**INSTRUCTION:**
Would you output the whole listing below, exactly as it reads?

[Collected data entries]
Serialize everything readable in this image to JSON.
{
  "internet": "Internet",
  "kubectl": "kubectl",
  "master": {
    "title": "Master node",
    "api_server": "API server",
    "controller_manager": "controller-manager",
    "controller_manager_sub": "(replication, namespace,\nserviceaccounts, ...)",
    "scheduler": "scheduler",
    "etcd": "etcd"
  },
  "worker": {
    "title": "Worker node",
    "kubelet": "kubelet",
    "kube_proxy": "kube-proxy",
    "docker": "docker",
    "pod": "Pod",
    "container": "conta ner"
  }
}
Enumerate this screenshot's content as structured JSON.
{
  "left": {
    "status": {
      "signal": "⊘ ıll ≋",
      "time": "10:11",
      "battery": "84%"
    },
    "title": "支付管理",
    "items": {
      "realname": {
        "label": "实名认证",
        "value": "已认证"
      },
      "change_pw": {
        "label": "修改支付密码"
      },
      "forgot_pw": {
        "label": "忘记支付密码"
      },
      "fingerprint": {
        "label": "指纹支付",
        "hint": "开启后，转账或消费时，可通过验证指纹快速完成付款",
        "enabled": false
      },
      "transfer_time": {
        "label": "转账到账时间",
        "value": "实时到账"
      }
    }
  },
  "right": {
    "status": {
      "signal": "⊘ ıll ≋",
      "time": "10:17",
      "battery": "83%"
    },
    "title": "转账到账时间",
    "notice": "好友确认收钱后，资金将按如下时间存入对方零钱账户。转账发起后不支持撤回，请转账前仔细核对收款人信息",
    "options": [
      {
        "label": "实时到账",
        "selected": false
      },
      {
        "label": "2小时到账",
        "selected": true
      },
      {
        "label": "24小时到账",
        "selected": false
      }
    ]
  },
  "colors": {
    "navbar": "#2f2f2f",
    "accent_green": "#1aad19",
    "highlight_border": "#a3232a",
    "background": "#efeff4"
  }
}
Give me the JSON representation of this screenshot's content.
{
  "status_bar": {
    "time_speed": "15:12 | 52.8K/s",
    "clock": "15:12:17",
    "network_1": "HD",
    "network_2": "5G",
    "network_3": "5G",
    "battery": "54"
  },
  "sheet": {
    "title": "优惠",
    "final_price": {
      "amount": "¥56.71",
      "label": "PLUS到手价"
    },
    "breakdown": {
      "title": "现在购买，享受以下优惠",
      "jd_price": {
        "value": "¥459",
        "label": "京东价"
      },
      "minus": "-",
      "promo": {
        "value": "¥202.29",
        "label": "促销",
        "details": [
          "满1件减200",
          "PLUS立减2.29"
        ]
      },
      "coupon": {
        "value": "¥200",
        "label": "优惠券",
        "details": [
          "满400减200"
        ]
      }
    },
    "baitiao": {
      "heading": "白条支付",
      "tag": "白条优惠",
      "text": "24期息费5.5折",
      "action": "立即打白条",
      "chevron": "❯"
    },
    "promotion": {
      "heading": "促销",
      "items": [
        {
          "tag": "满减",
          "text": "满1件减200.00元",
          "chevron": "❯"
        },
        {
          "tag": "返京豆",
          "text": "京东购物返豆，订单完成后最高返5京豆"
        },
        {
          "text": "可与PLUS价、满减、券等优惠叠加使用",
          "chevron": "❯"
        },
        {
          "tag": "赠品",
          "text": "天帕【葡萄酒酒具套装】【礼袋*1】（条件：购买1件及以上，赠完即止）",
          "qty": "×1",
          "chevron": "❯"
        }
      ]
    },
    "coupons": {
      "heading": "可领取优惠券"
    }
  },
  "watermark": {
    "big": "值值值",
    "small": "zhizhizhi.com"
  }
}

**RESPONSE TO THIS EXERCISE:**
Serialize everything readable in this image to JSON.
{
  "internet": "Internet",
  "kubectl": "kubectl",
  "master": {
    "title": "Master node",
    "api_server": "API server",
    "controller_manager": "controller-manager",
    "controller_manager_sub": "(replication, namespace,\nserviceaccounts, ...)",
    "scheduler": "scheduler",
    "etcd": "etcd"
  },
  "worker": {
    "title": "Worker node",
    "kubelet": "kubelet",
    "kube_proxy": "kube-proxy",
    "docker": "docker",
    "pod": "Pod",
    "container": "conta ner"
  }
}
Enumerate this screenshot's content as structured JSON.
{
  "left": {
    "status": {
      "signal": "⊘ ıll ≋",
      "time": "10:11",
      "battery": "84%"
    },
    "title": "支付管理",
    "items": {
      "realname": {
        "label": "实名认证",
        "value": "已认证"
      },
      "change_pw": {
        "label": "修改支付密码"
      },
      "forgot_pw": {
        "label": "忘记支付密码"
      },
      "fingerprint": {
        "label": "指纹支付",
        "hint": "开启后，转账或消费时，可通过验证指纹快速完成付款",
        "enabled": false
      },
      "transfer_time": {
        "label": "转账到账时间",
        "value": "实时到账"
      }
    }
  },
  "right": {
    "status": {
      "signal": "⊘ ıll ≋",
      "time": "10:17",
      "battery": "83%"
    },
    "title": "转账到账时间",
    "notice": "好友确认收钱后，资金将按如下时间存入对方零钱账户。转账发起后不支持撤回，请转账前仔细核对收款人信息",
    "options": [
      {
        "label": "实时到账",
        "selected": false
      },
      {
        "label": "2小时到账",
        "selected": true
      },
      {
        "label": "24小时到账",
        "selected": false
      }
    ]
  },
  "colors": {
    "navbar": "#2f2f2f",
    "accent_green": "#1aad19",
    "highlight_border": "#a3232a",
    "background": "#efeff4"
  }
}
Give me the JSON representation of this screenshot's content.
{
  "status_bar": {
    "time_speed": "15:12 | 52.8K/s",
    "clock": "15:12:17",
    "network_1": "HD",
    "network_2": "5G",
    "network_3": "5G",
    "battery": "54"
  },
  "sheet": {
    "title": "优惠",
    "final_price": {
      "amount": "¥56.71",
      "label": "PLUS到手价"
    },
    "breakdown": {
      "title": "现在购买，享受以下优惠",
      "jd_price": {
        "value": "¥459",
        "label": "京东价"
      },
      "minus": "-",
      "promo": {
        "value": "¥202.29",
        "label": "促销",
        "details": [
          "满1件减200",
          "PLUS立减2.29"
        ]
      },
      "coupon": {
        "value": "¥200",
        "label": "优惠券",
        "details": [
          "满400减200"
        ]
      }
    },
    "baitiao": {
      "heading": "白条支付",
      "tag": "白条优惠",
      "text": "24期息费5.5折",
      "action": "立即打白条",
      "chevron": "❯"
    },
    "promotion": {
      "heading": "促销",
      "items": [
        {
          "tag": "满减",
          "text": "满1件减200.00元",
          "chevron": "❯"
        },
        {
          "tag": "返京豆",
          "text": "京东购物返豆，订单完成后最高返5京豆"
        },
        {
          "text": "可与PLUS价、满减、券等优惠叠加使用",
          "chevron": "❯"
        },
        {
          "tag": "赠品",
          "text": "天帕【葡萄酒酒具套装】【礼袋*1】（条件：购买1件及以上，赠完即止）",
          "qty": "×1",
          "chevron": "❯"
        }
      ]
    },
    "coupons": {
      "heading": "可领取优惠券"
    }
  },
  "watermark": {
    "big": "值值值",
    "small": "zhizhizhi.com"
  }
}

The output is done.